== Dataset

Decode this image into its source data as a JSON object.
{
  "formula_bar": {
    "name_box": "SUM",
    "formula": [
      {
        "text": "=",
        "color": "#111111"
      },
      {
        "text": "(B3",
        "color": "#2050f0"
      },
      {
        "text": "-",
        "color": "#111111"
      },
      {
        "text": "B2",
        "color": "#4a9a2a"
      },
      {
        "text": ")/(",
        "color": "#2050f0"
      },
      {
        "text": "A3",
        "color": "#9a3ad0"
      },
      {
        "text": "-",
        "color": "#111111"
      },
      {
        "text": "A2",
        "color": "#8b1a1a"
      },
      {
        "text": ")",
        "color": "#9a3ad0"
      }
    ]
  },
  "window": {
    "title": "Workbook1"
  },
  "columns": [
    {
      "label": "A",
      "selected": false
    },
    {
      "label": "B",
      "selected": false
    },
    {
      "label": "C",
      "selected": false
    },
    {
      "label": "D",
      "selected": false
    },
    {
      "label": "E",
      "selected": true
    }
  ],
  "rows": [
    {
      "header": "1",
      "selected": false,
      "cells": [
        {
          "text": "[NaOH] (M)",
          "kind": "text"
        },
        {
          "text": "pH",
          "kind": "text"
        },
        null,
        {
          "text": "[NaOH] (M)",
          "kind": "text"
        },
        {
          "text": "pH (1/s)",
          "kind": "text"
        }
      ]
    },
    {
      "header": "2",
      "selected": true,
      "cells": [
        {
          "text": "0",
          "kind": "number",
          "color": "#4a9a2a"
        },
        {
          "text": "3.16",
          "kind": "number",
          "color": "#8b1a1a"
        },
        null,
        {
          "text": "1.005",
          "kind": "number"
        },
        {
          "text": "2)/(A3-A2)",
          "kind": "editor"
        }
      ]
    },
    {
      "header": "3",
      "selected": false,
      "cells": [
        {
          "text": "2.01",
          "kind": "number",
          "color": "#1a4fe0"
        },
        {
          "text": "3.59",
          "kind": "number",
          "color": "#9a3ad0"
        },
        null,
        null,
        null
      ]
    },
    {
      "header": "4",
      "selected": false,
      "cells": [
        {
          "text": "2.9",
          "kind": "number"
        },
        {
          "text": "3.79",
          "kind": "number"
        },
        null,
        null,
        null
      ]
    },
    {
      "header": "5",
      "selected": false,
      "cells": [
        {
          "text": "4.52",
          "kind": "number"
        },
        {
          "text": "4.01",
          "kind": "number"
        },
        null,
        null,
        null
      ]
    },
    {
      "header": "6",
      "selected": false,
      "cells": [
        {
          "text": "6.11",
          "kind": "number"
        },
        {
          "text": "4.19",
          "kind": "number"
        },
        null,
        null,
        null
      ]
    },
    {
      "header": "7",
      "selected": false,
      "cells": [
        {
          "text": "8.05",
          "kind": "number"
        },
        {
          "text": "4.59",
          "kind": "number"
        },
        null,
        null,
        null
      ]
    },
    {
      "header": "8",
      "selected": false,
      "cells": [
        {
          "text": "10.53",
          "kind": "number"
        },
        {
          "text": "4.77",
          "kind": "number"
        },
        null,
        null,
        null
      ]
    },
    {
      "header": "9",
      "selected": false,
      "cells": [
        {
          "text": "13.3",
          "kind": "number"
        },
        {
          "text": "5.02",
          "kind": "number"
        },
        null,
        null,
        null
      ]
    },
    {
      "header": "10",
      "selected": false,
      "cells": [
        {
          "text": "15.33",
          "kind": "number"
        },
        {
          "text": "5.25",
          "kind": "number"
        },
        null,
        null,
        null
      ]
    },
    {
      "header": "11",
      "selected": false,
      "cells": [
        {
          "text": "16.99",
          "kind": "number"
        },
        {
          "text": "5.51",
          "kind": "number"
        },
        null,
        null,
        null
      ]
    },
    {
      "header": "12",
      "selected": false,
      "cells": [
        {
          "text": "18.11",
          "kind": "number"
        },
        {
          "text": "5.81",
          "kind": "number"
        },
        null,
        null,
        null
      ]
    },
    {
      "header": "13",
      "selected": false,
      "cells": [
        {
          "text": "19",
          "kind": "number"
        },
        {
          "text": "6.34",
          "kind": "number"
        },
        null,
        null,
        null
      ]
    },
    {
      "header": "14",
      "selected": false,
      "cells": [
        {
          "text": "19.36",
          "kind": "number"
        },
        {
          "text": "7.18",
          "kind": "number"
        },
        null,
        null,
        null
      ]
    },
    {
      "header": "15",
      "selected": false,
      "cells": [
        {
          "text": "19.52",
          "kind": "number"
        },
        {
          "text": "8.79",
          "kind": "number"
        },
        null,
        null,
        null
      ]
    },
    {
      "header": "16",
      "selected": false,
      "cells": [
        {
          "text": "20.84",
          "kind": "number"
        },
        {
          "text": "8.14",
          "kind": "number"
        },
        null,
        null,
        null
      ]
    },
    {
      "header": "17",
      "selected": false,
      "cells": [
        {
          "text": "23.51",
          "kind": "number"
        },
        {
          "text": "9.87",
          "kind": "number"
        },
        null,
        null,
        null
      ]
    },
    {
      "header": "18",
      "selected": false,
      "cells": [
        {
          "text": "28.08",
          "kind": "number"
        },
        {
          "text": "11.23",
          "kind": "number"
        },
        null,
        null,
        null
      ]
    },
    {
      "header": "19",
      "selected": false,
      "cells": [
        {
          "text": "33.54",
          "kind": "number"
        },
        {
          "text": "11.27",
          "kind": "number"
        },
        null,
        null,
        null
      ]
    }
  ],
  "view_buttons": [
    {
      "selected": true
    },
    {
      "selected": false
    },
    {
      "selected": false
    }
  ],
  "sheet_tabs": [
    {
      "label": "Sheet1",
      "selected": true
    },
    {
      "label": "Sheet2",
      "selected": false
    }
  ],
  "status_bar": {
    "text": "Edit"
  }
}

====

Written task:
Extract every line containing the string "label" from the material.

Expected output:
      "label": "A",
      "label": "B",
      "label": "C",
      "label": "D",
      "label": "E",
      "label": "Sheet1",
      "label": "Sheet2",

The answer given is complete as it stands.